» **BRIEF**
Write out every entry below as a numbered list, omitting any blank lines.

═══ MATERIAL FOR THE TASK ═══

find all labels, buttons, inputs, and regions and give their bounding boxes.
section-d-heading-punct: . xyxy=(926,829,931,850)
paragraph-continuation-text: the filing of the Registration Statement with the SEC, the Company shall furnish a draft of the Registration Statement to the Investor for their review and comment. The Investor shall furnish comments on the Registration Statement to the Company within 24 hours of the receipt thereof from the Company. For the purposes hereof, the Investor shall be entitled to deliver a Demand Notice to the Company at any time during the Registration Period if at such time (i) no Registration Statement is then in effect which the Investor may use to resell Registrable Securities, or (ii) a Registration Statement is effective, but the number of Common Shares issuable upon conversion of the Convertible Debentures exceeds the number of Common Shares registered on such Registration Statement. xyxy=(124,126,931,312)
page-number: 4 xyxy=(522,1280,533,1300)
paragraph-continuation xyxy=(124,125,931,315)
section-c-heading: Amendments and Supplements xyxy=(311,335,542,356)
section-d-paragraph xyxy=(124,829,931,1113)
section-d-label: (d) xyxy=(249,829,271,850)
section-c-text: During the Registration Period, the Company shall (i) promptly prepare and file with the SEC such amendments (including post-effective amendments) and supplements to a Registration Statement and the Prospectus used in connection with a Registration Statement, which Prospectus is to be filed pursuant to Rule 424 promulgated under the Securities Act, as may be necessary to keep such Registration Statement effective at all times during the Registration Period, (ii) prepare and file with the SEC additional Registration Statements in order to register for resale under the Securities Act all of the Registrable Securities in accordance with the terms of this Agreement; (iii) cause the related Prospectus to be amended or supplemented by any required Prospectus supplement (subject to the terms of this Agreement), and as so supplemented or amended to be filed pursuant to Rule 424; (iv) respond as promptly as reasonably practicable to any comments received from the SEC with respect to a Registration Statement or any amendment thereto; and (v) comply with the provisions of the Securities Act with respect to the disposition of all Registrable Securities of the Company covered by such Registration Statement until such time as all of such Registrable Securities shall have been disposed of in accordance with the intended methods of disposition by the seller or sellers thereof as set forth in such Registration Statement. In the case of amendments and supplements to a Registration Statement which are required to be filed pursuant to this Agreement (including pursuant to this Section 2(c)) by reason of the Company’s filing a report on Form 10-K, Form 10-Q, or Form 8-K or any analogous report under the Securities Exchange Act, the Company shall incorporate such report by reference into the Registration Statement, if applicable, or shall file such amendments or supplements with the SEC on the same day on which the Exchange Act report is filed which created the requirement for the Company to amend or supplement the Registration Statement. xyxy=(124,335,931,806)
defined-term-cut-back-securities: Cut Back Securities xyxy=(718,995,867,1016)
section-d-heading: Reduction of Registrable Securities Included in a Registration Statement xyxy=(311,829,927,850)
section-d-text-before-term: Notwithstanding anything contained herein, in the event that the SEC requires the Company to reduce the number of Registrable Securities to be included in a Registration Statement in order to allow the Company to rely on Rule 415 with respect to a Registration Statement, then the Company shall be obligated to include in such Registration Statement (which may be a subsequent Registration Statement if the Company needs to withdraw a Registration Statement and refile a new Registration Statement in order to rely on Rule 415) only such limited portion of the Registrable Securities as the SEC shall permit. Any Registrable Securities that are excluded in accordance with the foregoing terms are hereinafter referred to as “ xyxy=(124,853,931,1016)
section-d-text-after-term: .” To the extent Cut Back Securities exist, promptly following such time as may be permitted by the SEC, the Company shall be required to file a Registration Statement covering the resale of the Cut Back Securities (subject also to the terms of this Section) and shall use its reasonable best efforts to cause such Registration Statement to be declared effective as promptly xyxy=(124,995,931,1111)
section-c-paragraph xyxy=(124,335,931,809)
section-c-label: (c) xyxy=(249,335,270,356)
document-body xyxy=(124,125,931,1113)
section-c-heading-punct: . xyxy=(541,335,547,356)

═══

» **WRITTEN SOLUTION**
1. find all labels, buttons, inputs, and regions and give their bounding boxes.
2. section-d-heading-punct: . xyxy=(926,829,931,850)
3. paragraph-continuation-text: the filing of the Registration Statement with the SEC, the Company shall furnish a draft of the Registration Statement to the Investor for their review and comment. The Investor shall furnish comments on the Registration Statement to the Company within 24 hours of the receipt thereof from the Company. For the purposes hereof, the Investor shall be entitled to deliver a Demand Notice to the Company at any time during the Registration Period if at such time (i) no Registration Statement is then in effect which the Investor may use to resell Registrable Securities, or (ii) a Registration Statement is effective, but the number of Common Shares issuable upon conversion of the Convertible Debentures exceeds the number of Common Shares registered on such Registration Statement. xyxy=(124,126,931,312)
4. page-number: 4 xyxy=(522,1280,533,1300)
5. paragraph-continuation xyxy=(124,125,931,315)
6. section-c-heading: Amendments and Supplements xyxy=(311,335,542,356)
7. section-d-paragraph xyxy=(124,829,931,1113)
8. section-d-label: (d) xyxy=(249,829,271,850)
9. section-c-text: During the Registration Period, the Company shall (i) promptly prepare and file with the SEC such amendments (including post-effective amendments) and supplements to a Registration Statement and the Prospectus used in connection with a Registration Statement, which Prospectus is to be filed pursuant to Rule 424 promulgated under the Securities Act, as may be necessary to keep such Registration Statement effective at all times during the Registration Period, (ii) prepare and file with the SEC additional Registration Statements in order to register for resale under the Securities Act all of the Registrable Securities in accordance with the terms of this Agreement; (iii) cause the related Prospectus to be amended or supplemented by any required Prospectus supplement (subject to the terms of this Agreement), and as so supplemented or amended to be filed pursuant to Rule 424; (iv) respond as promptly as reasonably practicable to any comments received from the SEC with respect to a Registration Statement or any amendment thereto; and (v) comply with the provisions of the Securities Act with respect to the disposition of all Registrable Securities of the Company covered by such Registration Statement until such time as all of such Registrable Securities shall have been disposed of in accordance with the intended methods of disposition by the seller or sellers thereof as set forth in such Registration Statement. In the case of amendments and supplements to a Registration Statement which are required to be filed pursuant to this Agreement (including pursuant to this Section 2(c)) by reason of the Company’s filing a report on Form 10-K, Form 10-Q, or Form 8-K or any analogous report under the Securities Exchange Act, the Company shall incorporate such report by reference into the Registration Statement, if applicable, or shall file such amendments or supplements with the SEC on the same day on which the Exchange Act report is filed which created the requirement for the Company to amend or supplement the Registration Statement. xyxy=(124,335,931,806)
10. defined-term-cut-back-securities: Cut Back Securities xyxy=(718,995,867,1016)
11. section-d-heading: Reduction of Registrable Securities Included in a Registration Statement xyxy=(311,829,927,850)
12. section-d-text-before-term: Notwithstanding anything contained herein, in the event that the SEC requires the Company to reduce the number of Registrable Securities to be included in a Registration Statement in order to allow the Company to rely on Rule 415 with respect to a Registration Statement, then the Company shall be obligated to include in such Registration Statement (which may be a subsequent Registration Statement if the Company needs to withdraw a Registration Statement and refile a new Registration Statement in order to rely on Rule 415) only such limited portion of the Registrable Securities as the SEC shall permit. Any Registrable Securities that are excluded in accordance with the foregoing terms are hereinafter referred to as “ xyxy=(124,853,931,1016)
13. section-d-text-after-term: .” To the extent Cut Back Securities exist, promptly following such time as may be permitted by the SEC, the Company shall be required to file a Registration Statement covering the resale of the Cut Back Securities (subject also to the terms of this Section) and shall use its reasonable best efforts to cause such Registration Statement to be declared effective as promptly xyxy=(124,995,931,1111)
14. section-c-paragraph xyxy=(124,335,931,809)
15. section-c-label: (c) xyxy=(249,335,270,356)
16. document-body xyxy=(124,125,931,1113)
17. section-c-heading-punct: . xyxy=(541,335,547,356)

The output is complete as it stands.